Chart and figure data

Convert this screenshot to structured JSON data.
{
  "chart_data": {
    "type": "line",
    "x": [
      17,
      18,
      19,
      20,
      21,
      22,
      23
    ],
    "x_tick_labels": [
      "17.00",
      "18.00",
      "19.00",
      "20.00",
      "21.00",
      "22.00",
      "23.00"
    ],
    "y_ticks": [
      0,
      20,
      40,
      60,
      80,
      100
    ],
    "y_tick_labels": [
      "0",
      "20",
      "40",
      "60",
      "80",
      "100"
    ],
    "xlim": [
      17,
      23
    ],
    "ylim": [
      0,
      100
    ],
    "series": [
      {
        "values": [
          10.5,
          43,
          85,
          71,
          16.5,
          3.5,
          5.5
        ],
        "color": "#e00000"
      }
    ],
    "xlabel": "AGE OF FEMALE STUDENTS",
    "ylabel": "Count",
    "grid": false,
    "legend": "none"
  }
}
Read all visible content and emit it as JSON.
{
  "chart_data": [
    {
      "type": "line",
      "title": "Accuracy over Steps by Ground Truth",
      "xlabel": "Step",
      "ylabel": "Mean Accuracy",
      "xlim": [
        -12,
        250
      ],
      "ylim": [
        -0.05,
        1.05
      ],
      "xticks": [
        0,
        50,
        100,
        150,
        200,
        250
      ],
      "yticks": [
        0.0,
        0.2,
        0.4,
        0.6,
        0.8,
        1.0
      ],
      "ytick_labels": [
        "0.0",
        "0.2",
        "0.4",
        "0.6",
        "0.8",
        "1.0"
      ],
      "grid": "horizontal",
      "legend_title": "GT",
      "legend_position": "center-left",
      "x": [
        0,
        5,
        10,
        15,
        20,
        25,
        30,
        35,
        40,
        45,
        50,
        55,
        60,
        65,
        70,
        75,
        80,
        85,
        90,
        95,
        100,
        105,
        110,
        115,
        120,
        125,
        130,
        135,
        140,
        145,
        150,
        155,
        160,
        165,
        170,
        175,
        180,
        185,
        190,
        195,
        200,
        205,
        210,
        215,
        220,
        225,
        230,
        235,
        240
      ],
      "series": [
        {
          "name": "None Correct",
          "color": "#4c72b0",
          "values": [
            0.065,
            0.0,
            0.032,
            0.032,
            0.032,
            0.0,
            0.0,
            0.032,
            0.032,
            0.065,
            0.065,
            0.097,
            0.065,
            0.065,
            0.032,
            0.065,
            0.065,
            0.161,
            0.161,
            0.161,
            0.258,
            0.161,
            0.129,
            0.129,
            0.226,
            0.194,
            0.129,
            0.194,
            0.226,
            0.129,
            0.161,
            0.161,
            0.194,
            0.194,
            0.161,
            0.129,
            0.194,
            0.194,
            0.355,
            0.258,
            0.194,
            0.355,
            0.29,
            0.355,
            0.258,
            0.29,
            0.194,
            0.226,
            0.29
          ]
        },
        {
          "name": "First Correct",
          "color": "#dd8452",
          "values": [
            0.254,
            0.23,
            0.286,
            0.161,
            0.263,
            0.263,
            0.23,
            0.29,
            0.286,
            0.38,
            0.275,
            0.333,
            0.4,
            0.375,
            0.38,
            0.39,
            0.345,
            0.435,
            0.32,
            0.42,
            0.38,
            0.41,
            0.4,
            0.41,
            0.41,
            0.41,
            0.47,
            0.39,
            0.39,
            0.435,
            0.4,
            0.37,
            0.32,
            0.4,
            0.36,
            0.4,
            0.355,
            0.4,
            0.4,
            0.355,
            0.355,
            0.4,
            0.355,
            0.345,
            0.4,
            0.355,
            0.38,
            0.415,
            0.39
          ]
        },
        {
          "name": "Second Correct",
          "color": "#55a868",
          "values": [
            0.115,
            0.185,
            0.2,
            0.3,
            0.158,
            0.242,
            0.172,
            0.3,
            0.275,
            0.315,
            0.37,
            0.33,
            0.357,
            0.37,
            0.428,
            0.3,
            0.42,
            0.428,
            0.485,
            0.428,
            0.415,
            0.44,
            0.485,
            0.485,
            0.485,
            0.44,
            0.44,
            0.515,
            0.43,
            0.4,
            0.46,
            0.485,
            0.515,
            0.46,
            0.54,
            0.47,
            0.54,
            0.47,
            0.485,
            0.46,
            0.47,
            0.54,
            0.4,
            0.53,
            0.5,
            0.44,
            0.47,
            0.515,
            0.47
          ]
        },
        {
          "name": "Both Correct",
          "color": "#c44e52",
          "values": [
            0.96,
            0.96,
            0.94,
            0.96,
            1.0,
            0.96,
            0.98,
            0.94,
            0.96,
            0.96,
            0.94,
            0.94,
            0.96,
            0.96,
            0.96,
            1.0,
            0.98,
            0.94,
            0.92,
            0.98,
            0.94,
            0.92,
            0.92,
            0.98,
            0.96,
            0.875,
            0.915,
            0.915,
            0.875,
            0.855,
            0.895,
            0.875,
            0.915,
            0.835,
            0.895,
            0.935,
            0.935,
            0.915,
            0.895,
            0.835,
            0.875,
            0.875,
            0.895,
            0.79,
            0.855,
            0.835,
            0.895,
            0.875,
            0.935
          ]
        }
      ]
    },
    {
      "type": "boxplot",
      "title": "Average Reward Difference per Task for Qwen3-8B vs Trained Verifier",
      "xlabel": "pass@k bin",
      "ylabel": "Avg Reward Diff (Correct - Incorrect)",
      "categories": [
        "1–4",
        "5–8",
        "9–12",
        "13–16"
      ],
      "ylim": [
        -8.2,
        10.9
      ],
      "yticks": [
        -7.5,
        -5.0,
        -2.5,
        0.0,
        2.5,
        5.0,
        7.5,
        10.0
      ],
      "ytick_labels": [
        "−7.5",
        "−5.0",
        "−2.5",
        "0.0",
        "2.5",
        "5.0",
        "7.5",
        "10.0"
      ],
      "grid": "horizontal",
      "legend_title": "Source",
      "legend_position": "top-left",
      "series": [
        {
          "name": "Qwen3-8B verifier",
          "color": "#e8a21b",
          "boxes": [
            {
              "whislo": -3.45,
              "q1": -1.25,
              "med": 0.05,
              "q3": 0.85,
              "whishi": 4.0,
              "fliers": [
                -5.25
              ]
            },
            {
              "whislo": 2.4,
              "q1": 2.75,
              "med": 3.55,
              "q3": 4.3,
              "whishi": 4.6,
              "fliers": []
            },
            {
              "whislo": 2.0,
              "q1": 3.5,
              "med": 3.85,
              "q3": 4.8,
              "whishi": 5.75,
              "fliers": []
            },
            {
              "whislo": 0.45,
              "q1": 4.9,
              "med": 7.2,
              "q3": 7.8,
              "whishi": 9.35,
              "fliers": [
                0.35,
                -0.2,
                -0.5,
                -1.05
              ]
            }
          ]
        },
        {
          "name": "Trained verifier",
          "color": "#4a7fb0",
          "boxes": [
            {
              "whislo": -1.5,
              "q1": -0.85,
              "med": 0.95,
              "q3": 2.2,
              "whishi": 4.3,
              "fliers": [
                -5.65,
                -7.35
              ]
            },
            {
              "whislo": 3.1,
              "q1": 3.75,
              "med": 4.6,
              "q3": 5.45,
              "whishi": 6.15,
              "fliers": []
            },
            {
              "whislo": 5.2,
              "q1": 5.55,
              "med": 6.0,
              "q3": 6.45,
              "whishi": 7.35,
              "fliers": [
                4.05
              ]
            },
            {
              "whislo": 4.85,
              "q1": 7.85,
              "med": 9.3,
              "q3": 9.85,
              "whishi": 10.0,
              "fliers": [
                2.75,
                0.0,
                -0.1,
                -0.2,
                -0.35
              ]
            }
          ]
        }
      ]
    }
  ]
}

- Instruction:
Read through the lines above and collect those that contain the string "Trained".

- Solution to this problem:
      "title": "Average Reward Difference per Task for Qwen3-8B vs Trained Verifier",
          "name": "Trained verifier",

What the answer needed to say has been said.